## Input material
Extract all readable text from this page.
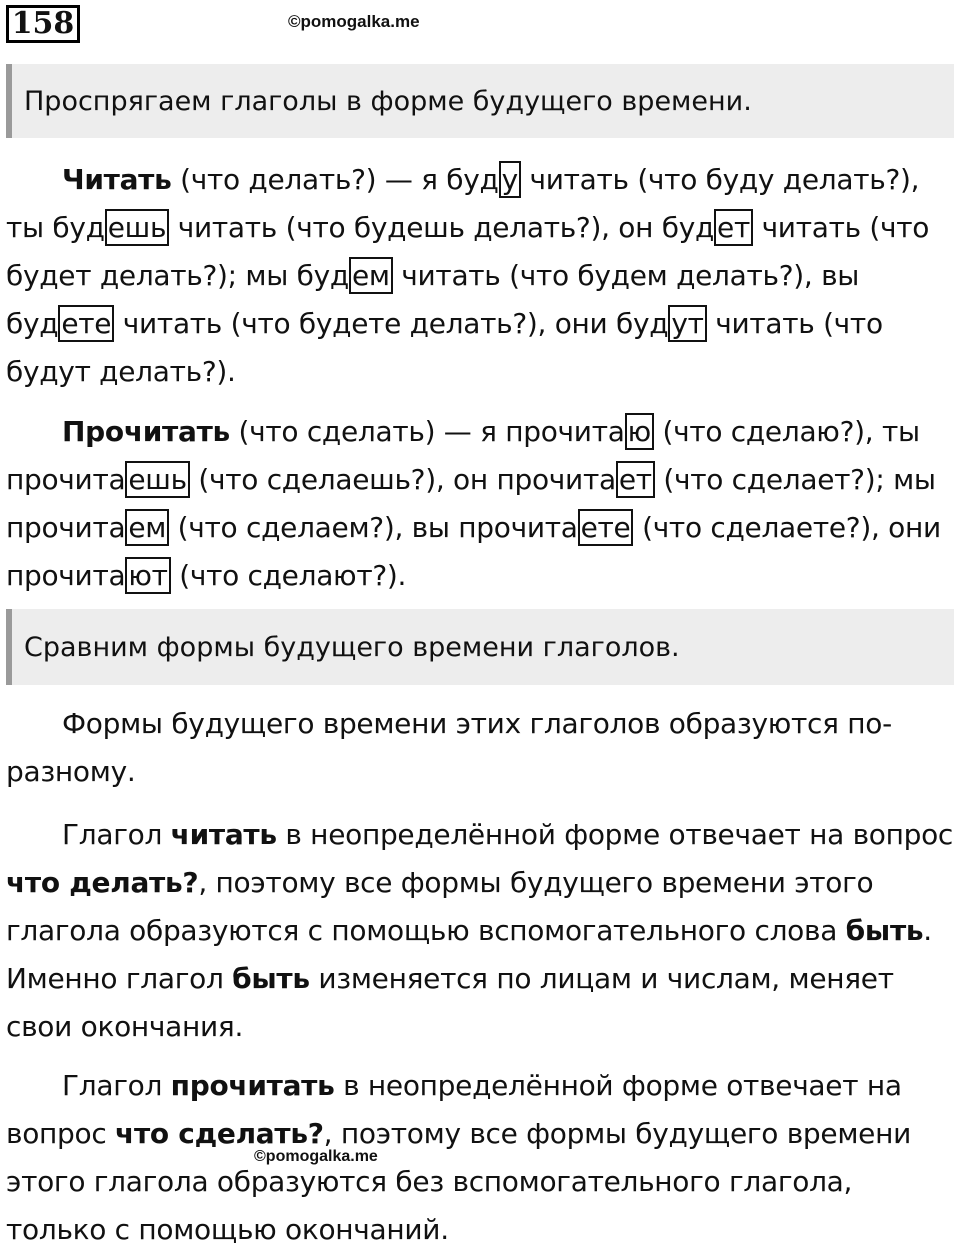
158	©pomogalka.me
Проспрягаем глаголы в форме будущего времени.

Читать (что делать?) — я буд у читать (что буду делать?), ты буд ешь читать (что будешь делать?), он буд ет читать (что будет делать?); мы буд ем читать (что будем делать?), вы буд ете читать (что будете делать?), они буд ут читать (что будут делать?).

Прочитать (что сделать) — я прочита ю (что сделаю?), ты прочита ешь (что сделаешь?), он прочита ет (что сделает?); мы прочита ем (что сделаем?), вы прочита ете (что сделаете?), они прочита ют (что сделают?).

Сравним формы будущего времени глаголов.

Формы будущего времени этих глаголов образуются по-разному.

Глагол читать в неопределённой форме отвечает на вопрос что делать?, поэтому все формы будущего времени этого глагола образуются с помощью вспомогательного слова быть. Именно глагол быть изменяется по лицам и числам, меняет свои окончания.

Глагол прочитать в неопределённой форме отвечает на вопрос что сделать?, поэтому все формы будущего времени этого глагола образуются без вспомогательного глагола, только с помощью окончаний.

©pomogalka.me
==
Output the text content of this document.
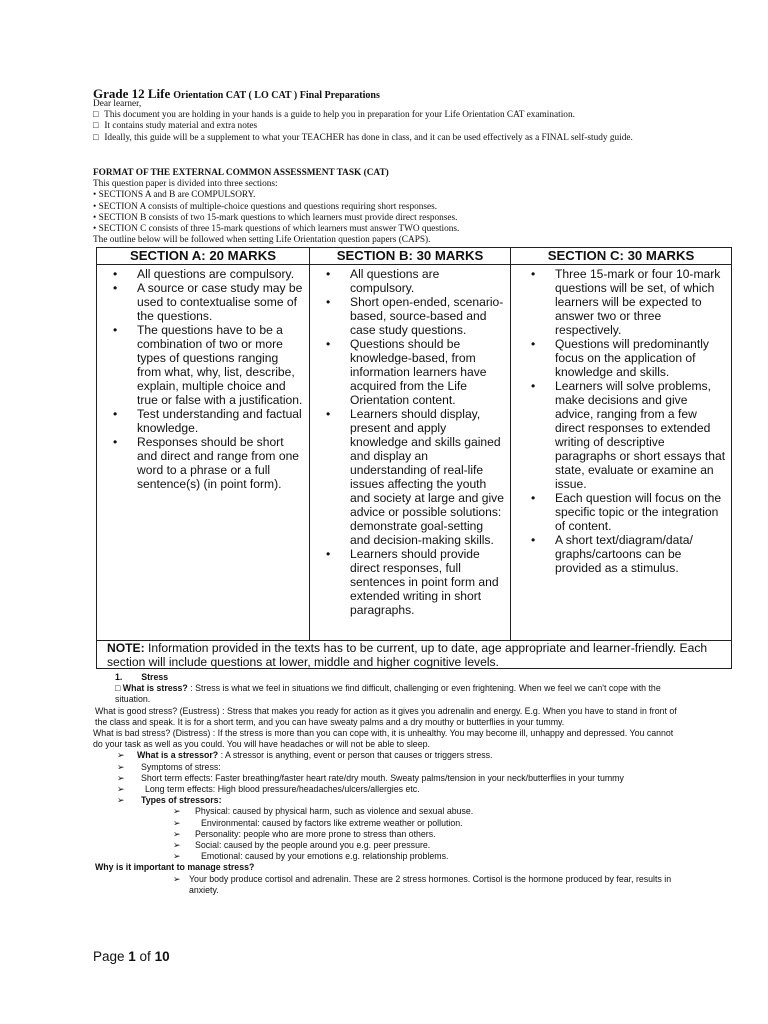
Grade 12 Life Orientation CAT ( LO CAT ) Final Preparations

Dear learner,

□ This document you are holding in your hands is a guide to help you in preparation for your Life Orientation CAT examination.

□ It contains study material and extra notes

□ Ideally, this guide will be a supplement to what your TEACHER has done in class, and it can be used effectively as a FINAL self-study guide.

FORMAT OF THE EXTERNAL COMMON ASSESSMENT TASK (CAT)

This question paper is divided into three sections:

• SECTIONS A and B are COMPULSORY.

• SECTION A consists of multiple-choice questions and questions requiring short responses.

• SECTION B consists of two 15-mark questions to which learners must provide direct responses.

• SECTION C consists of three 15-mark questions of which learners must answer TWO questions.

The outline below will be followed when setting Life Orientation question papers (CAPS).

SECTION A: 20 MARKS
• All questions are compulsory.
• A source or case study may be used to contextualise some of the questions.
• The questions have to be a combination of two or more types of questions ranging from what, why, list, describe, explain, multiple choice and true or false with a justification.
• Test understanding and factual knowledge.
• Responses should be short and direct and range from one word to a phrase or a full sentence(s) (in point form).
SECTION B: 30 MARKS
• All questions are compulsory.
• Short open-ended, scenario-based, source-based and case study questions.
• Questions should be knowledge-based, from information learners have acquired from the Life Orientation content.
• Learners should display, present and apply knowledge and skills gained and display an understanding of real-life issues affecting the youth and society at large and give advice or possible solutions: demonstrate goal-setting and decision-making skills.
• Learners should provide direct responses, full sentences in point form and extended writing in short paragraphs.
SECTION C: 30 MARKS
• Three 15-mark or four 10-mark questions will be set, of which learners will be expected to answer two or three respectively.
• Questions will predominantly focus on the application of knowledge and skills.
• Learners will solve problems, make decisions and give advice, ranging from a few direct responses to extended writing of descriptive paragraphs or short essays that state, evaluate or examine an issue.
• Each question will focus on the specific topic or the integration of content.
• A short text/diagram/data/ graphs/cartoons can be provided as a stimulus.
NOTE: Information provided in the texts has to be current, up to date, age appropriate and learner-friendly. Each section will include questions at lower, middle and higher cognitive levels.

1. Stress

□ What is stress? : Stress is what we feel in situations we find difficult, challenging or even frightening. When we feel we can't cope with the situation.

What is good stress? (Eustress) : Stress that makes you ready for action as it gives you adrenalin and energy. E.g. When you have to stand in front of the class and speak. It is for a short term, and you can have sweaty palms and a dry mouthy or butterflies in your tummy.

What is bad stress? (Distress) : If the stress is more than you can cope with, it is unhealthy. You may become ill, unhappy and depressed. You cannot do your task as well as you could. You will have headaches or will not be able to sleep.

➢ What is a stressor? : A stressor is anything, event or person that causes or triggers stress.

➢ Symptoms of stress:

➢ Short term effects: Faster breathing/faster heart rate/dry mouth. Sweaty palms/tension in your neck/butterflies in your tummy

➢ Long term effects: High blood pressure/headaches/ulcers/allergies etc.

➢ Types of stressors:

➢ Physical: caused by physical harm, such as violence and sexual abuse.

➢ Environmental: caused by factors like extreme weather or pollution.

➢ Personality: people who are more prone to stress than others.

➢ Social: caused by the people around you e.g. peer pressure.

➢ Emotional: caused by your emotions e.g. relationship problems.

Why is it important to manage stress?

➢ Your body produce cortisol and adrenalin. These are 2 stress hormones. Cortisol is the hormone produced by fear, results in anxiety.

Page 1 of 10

## Task
Gather each line in the entries above where the string "butterflies" is found.

## Task result
What is good stress? (Eustress) : Stress that makes you ready for action as it gives you adrenalin and energy. E.g. When you have to stand in front of the class and speak. It is for a short term, and you can have sweaty palms and a dry mouthy or butterflies in your tummy.
➢ Short term effects: Faster breathing/faster heart rate/dry mouth. Sweaty palms/tension in your neck/butterflies in your tummy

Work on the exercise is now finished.